Your task is to repeat the entries underneath exactly, minus the pictures.

INFORMATION SHOWN:
******

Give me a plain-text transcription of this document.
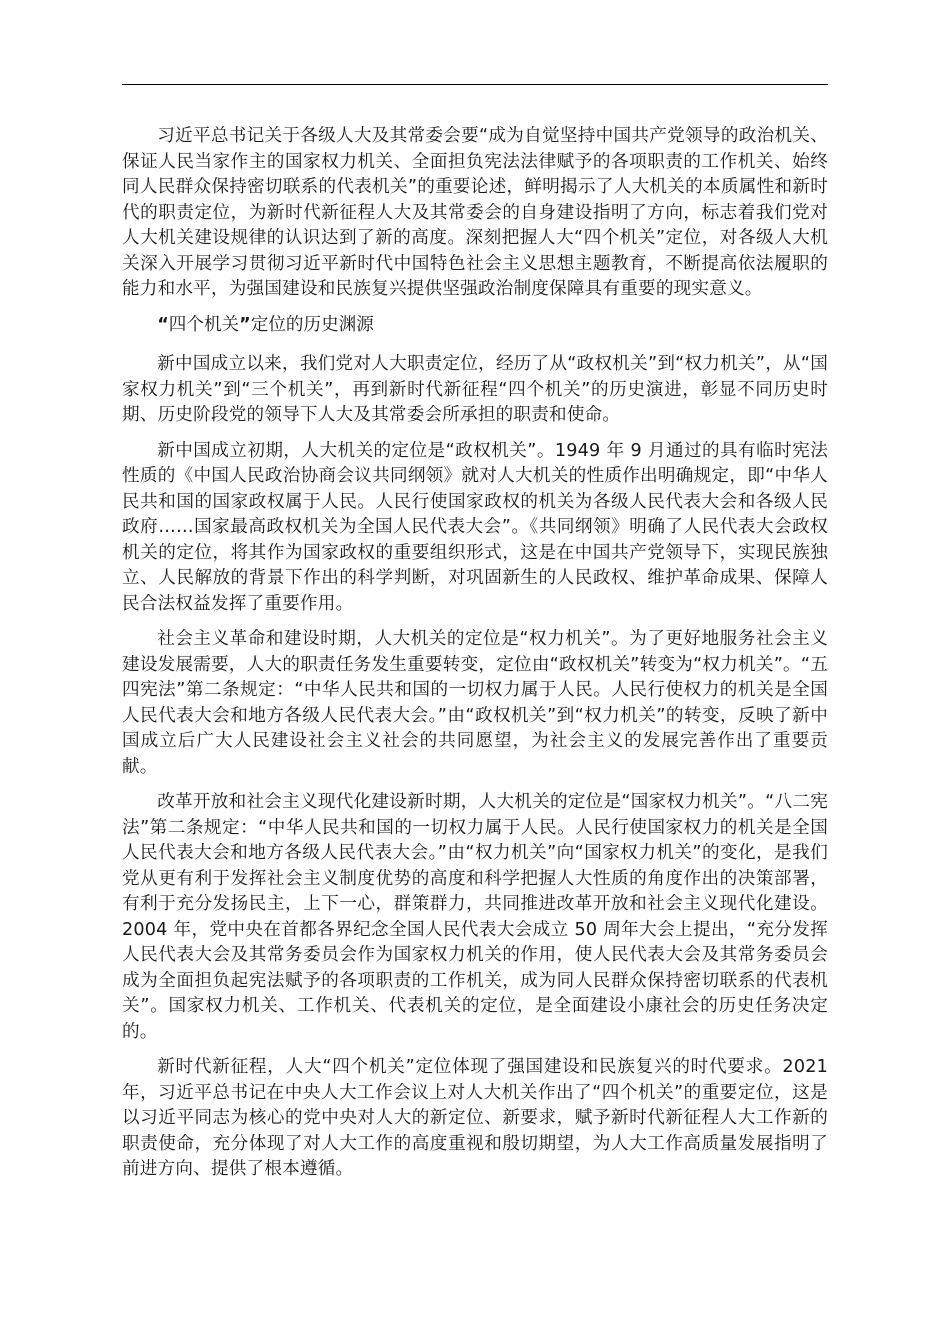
习近平总书记关于各级人大及其常委会要“成为自觉坚持中国共产党领导的政治机关、保证人民当家作主的国家权力机关、全面担负宪法法律赋予的各项职责的工作机关、始终同人民群众保持密切联系的代表机关”的重要论述，鲜明揭示了人大机关的本质属性和新时代的职责定位，为新时代新征程人大及其常委会的自身建设指明了方向，标志着我们党对人大机关建设规律的认识达到了新的高度。深刻把握人大“四个机关”定位，对各级人大机关深入开展学习贯彻习近平新时代中国特色社会主义思想主题教育，不断提高依法履职的能力和水平，为强国建设和民族复兴提供坚强政治制度保障具有重要的现实意义。

“四个机关”定位的历史渊源

新中国成立以来，我们党对人大职责定位，经历了从“政权机关”到“权力机关”，从“国家权力机关”到“三个机关”，再到新时代新征程“四个机关”的历史演进，彰显不同历史时期、历史阶段党的领导下人大及其常委会所承担的职责和使命。

新中国成立初期，人大机关的定位是“政权机关”。1949 年 9 月通过的具有临时宪法性质的《中国人民政治协商会议共同纲领》就对人大机关的性质作出明确规定，即“中华人民共和国的国家政权属于人民。人民行使国家政权的机关为各级人民代表大会和各级人民政府……国家最高政权机关为全国人民代表大会”。《共同纲领》明确了人民代表大会政权机关的定位，将其作为国家政权的重要组织形式，这是在中国共产党领导下，实现民族独立、人民解放的背景下作出的科学判断，对巩固新生的人民政权、维护革命成果、保障人民合法权益发挥了重要作用。

社会主义革命和建设时期，人大机关的定位是“权力机关”。为了更好地服务社会主义建设发展需要，人大的职责任务发生重要转变，定位由“政权机关”转变为“权力机关”。“五四宪法”第二条规定：“中华人民共和国的一切权力属于人民。人民行使权力的机关是全国人民代表大会和地方各级人民代表大会。”由“政权机关”到“权力机关”的转变，反映了新中国成立后广大人民建设社会主义社会的共同愿望，为社会主义的发展完善作出了重要贡献。

改革开放和社会主义现代化建设新时期，人大机关的定位是“国家权力机关”。“八二宪法”第二条规定：“中华人民共和国的一切权力属于人民。人民行使国家权力的机关是全国人民代表大会和地方各级人民代表大会。”由“权力机关”向“国家权力机关”的变化，是我们党从更有利于发挥社会主义制度优势的高度和科学把握人大性质的角度作出的决策部署，有利于充分发扬民主，上下一心，群策群力，共同推进改革开放和社会主义现代化建设。2004 年，党中央在首都各界纪念全国人民代表大会成立 50 周年大会上提出，“充分发挥人民代表大会及其常务委员会作为国家权力机关的作用，使人民代表大会及其常务委员会成为全面担负起宪法赋予的各项职责的工作机关，成为同人民群众保持密切联系的代表机关”。国家权力机关、工作机关、代表机关的定位，是全面建设小康社会的历史任务决定的。

新时代新征程，人大“四个机关”定位体现了强国建设和民族复兴的时代要求。2021 年，习近平总书记在中央人大工作会议上对人大机关作出了“四个机关”的重要定位，这是以习近平同志为核心的党中央对人大的新定位、新要求，赋予新时代新征程人大工作新的职责使命，充分体现了对人大工作的高度重视和殷切期望，为人大工作高质量发展指明了前进方向、提供了根本遵循。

******

SOLUTION:
Give me a plain-text transcription of this document.
习近平总书记关于各级人大及其常委会要“成为自觉坚持中国共产党领导的政治机关、保证人民当家作主的国家权力机关、全面担负宪法法律赋予的各项职责的工作机关、始终同人民群众保持密切联系的代表机关”的重要论述，鲜明揭示了人大机关的本质属性和新时代的职责定位，为新时代新征程人大及其常委会的自身建设指明了方向，标志着我们党对人大机关建设规律的认识达到了新的高度。深刻把握人大“四个机关”定位，对各级人大机关深入开展学习贯彻习近平新时代中国特色社会主义思想主题教育，不断提高依法履职的能力和水平，为强国建设和民族复兴提供坚强政治制度保障具有重要的现实意义。

“四个机关”定位的历史渊源

新中国成立以来，我们党对人大职责定位，经历了从“政权机关”到“权力机关”，从“国家权力机关”到“三个机关”，再到新时代新征程“四个机关”的历史演进，彰显不同历史时期、历史阶段党的领导下人大及其常委会所承担的职责和使命。

新中国成立初期，人大机关的定位是“政权机关”。1949 年 9 月通过的具有临时宪法性质的《中国人民政治协商会议共同纲领》就对人大机关的性质作出明确规定，即“中华人民共和国的国家政权属于人民。人民行使国家政权的机关为各级人民代表大会和各级人民政府……国家最高政权机关为全国人民代表大会”。《共同纲领》明确了人民代表大会政权机关的定位，将其作为国家政权的重要组织形式，这是在中国共产党领导下，实现民族独立、人民解放的背景下作出的科学判断，对巩固新生的人民政权、维护革命成果、保障人民合法权益发挥了重要作用。

社会主义革命和建设时期，人大机关的定位是“权力机关”。为了更好地服务社会主义建设发展需要，人大的职责任务发生重要转变，定位由“政权机关”转变为“权力机关”。“五四宪法”第二条规定：“中华人民共和国的一切权力属于人民。人民行使权力的机关是全国人民代表大会和地方各级人民代表大会。”由“政权机关”到“权力机关”的转变，反映了新中国成立后广大人民建设社会主义社会的共同愿望，为社会主义的发展完善作出了重要贡献。

改革开放和社会主义现代化建设新时期，人大机关的定位是“国家权力机关”。“八二宪法”第二条规定：“中华人民共和国的一切权力属于人民。人民行使国家权力的机关是全国人民代表大会和地方各级人民代表大会。”由“权力机关”向“国家权力机关”的变化，是我们党从更有利于发挥社会主义制度优势的高度和科学把握人大性质的角度作出的决策部署，有利于充分发扬民主，上下一心，群策群力，共同推进改革开放和社会主义现代化建设。2004 年，党中央在首都各界纪念全国人民代表大会成立 50 周年大会上提出，“充分发挥人民代表大会及其常务委员会作为国家权力机关的作用，使人民代表大会及其常务委员会成为全面担负起宪法赋予的各项职责的工作机关，成为同人民群众保持密切联系的代表机关”。国家权力机关、工作机关、代表机关的定位，是全面建设小康社会的历史任务决定的。

新时代新征程，人大“四个机关”定位体现了强国建设和民族复兴的时代要求。2021 年，习近平总书记在中央人大工作会议上对人大机关作出了“四个机关”的重要定位，这是以习近平同志为核心的党中央对人大的新定位、新要求，赋予新时代新征程人大工作新的职责使命，充分体现了对人大工作的高度重视和殷切期望，为人大工作高质量发展指明了前进方向、提供了根本遵循。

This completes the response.